__Task description__. Locate the string "icon" in the records below. Copy every line where it occurs.

═══ Listed records

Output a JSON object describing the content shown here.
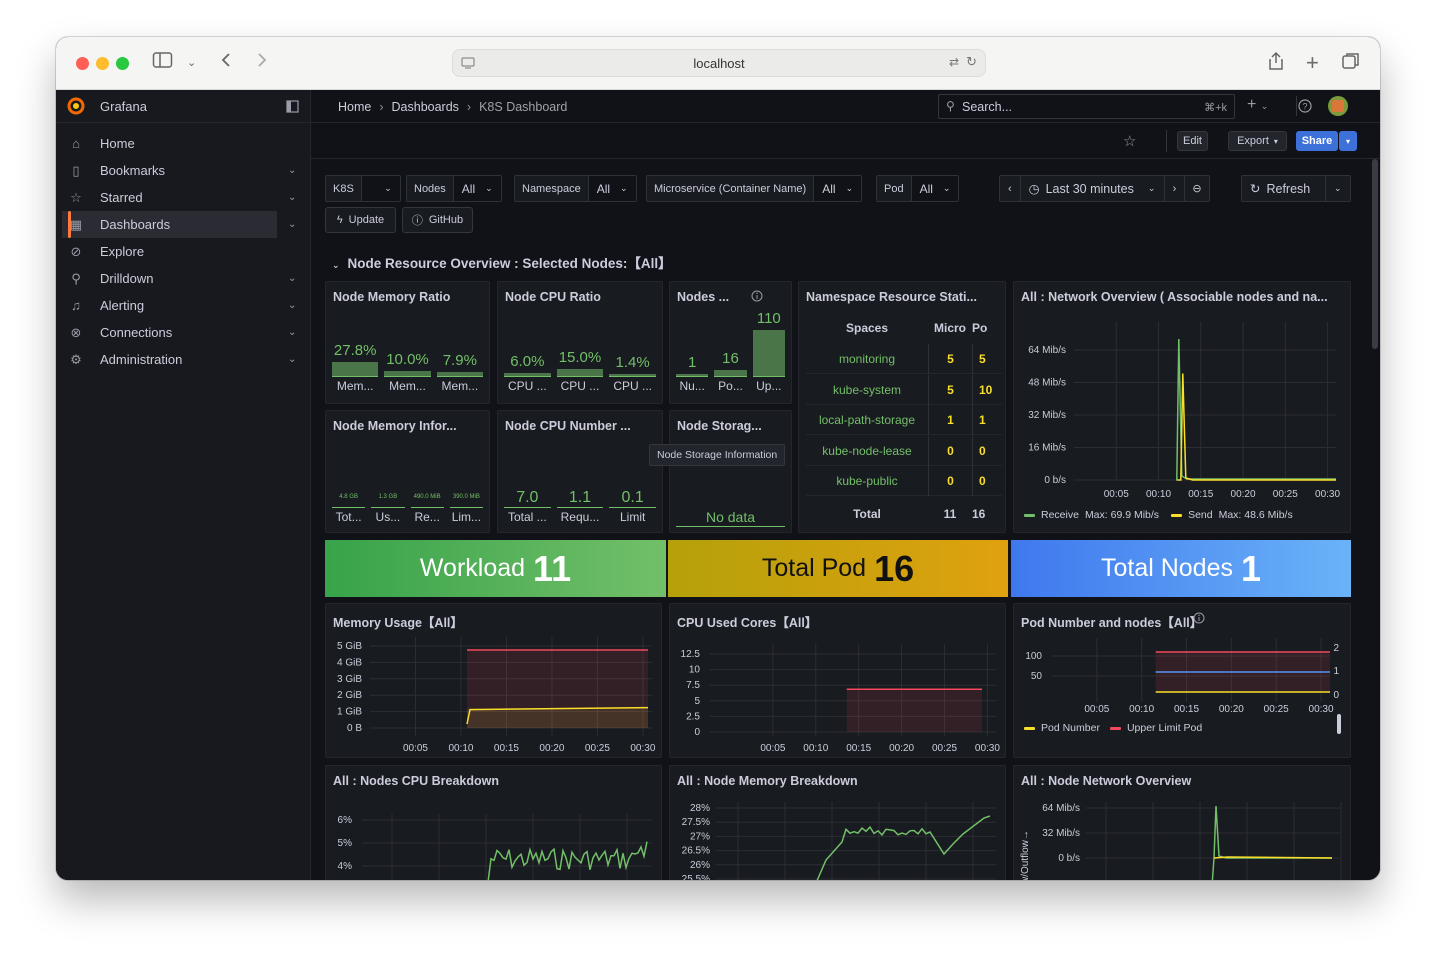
{
  "browser": {
    "url": "localhost"
  },
  "brand": {
    "name": "Grafana"
  },
  "sidebar": {
    "items": [
      {
        "label": "Home",
        "icon": "home-icon",
        "chev": false
      },
      {
        "label": "Bookmarks",
        "icon": "bookmark-icon",
        "chev": true
      },
      {
        "label": "Starred",
        "icon": "star-icon",
        "chev": true
      },
      {
        "label": "Dashboards",
        "icon": "dashboards-icon",
        "chev": true,
        "active": true
      },
      {
        "label": "Explore",
        "icon": "compass-icon",
        "chev": false
      },
      {
        "label": "Drilldown",
        "icon": "drilldown-icon",
        "chev": true
      },
      {
        "label": "Alerting",
        "icon": "bell-icon",
        "chev": true
      },
      {
        "label": "Connections",
        "icon": "connections-icon",
        "chev": true
      },
      {
        "label": "Administration",
        "icon": "gear-icon",
        "chev": true
      }
    ]
  },
  "breadcrumb": {
    "home": "Home",
    "dashboards": "Dashboards",
    "current": "K8S Dashboard"
  },
  "search": {
    "placeholder": "Search...",
    "shortcut": "⌘+k"
  },
  "toolbar": {
    "edit": "Edit",
    "export": "Export",
    "share": "Share"
  },
  "variables": {
    "k8s": {
      "label": "K8S",
      "value": ""
    },
    "nodes": {
      "label": "Nodes",
      "value": "All"
    },
    "namespace": {
      "label": "Namespace",
      "value": "All"
    },
    "microservice": {
      "label": "Microservice (Container Name)",
      "value": "All"
    },
    "pod": {
      "label": "Pod",
      "value": "All"
    }
  },
  "time": {
    "range": "Last 30 minutes",
    "refresh": "Refresh"
  },
  "links": {
    "update": "Update",
    "github": "GitHub"
  },
  "row": {
    "title": "Node Resource Overview : Selected Nodes:【All】"
  },
  "panels": {
    "mem_ratio": {
      "title": "Node Memory Ratio",
      "stats": [
        {
          "v": "27.8%",
          "l": "Mem...",
          "fill": 0.278
        },
        {
          "v": "10.0%",
          "l": "Mem...",
          "fill": 0.1
        },
        {
          "v": "7.9%",
          "l": "Mem...",
          "fill": 0.079
        }
      ]
    },
    "cpu_ratio": {
      "title": "Node CPU Ratio",
      "stats": [
        {
          "v": "6.0%",
          "l": "CPU ...",
          "fill": 0.06
        },
        {
          "v": "15.0%",
          "l": "CPU ...",
          "fill": 0.15
        },
        {
          "v": "1.4%",
          "l": "CPU ...",
          "fill": 0.014
        }
      ]
    },
    "nodes": {
      "title": "Nodes ...",
      "stats": [
        {
          "v": "1",
          "l": "Nu...",
          "fill": 0.01
        },
        {
          "v": "16",
          "l": "Po...",
          "fill": 0.14
        },
        {
          "v": "110",
          "l": "Up...",
          "fill": 1.0
        }
      ]
    },
    "ns_stats": {
      "title": "Namespace Resource Stati...",
      "headers": [
        "Spaces",
        "Micro",
        "Po"
      ],
      "rows": [
        [
          "monitoring",
          "5",
          "5"
        ],
        [
          "kube-system",
          "5",
          "10"
        ],
        [
          "local-path-storage",
          "1",
          "1"
        ],
        [
          "kube-node-lease",
          "0",
          "0"
        ],
        [
          "kube-public",
          "0",
          "0"
        ]
      ],
      "total": [
        "Total",
        "11",
        "16"
      ]
    },
    "net_overview": {
      "title": "All : Network Overview ( Associable nodes and na...",
      "yticks": [
        "64 Mib/s",
        "48 Mib/s",
        "32 Mib/s",
        "16 Mib/s",
        "0 b/s"
      ],
      "legend": [
        {
          "name": "Receive",
          "stat": "Max: 69.9 Mib/s"
        },
        {
          "name": "Send",
          "stat": "Max: 48.6 Mib/s"
        }
      ]
    },
    "mem_info": {
      "title": "Node Memory Infor...",
      "stats": [
        {
          "v": "4.8 GB",
          "l": "Tot..."
        },
        {
          "v": "1.3 GB",
          "l": "Us..."
        },
        {
          "v": "490.0 MiB",
          "l": "Re..."
        },
        {
          "v": "390.0 MiB",
          "l": "Lim..."
        }
      ]
    },
    "cpu_num": {
      "title": "Node CPU Number ...",
      "stats": [
        {
          "v": "7.0",
          "l": "Total ..."
        },
        {
          "v": "1.1",
          "l": "Requ..."
        },
        {
          "v": "0.1",
          "l": "Limit"
        }
      ]
    },
    "storage": {
      "title": "Node Storag...",
      "tooltip": "Node Storage Information",
      "nodata": "No data"
    },
    "mem_usage": {
      "title": "Memory Usage【All】",
      "yticks": [
        "5 GiB",
        "4 GiB",
        "3 GiB",
        "2 GiB",
        "1 GiB",
        "0 B"
      ]
    },
    "cpu_used": {
      "title": "CPU Used Cores【All】",
      "yticks": [
        "12.5",
        "10",
        "7.5",
        "5",
        "2.5",
        "0"
      ]
    },
    "pod_number": {
      "title": "Pod Number and nodes【All】",
      "yleft": [
        "100",
        "50"
      ],
      "yright": [
        "2",
        "1",
        "0"
      ],
      "legend": [
        "Pod Number",
        "Upper Limit Pod"
      ]
    },
    "cpu_breakdown": {
      "title": "All : Nodes CPU Breakdown",
      "yticks": [
        "6%",
        "5%",
        "4%"
      ]
    },
    "mem_breakdown": {
      "title": "All : Node Memory Breakdown",
      "yticks": [
        "28%",
        "27.5%",
        "27%",
        "26.5%",
        "26%",
        "25.5%"
      ]
    },
    "net_node": {
      "title": "All : Node Network Overview",
      "yticks": [
        "64 Mib/s",
        "32 Mib/s",
        "0 b/s"
      ],
      "ylabel": "w/Outflow→"
    }
  },
  "xticks": [
    "00:05",
    "00:10",
    "00:15",
    "00:20",
    "00:25",
    "00:30"
  ],
  "tiles": [
    {
      "name": "Workload",
      "value": "11"
    },
    {
      "name": "Total Pod",
      "value": "16"
    },
    {
      "name": "Total Nodes",
      "value": "1"
    }
  ],
  "colors": {
    "green": "#73bf69",
    "yellow": "#fade2a",
    "red": "#f2495c",
    "blue": "#5794f2",
    "orange": "#ff7a3d"
  }
}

══════

__Solution for this exercise__.
        "icon": "home-icon",
        "icon": "bookmark-icon",
        "icon": "star-icon",
        "icon": "dashboards-icon",
        "icon": "compass-icon",
        "icon": "drilldown-icon",
        "icon": "bell-icon",
        "icon": "connections-icon",
        "icon": "gear-icon",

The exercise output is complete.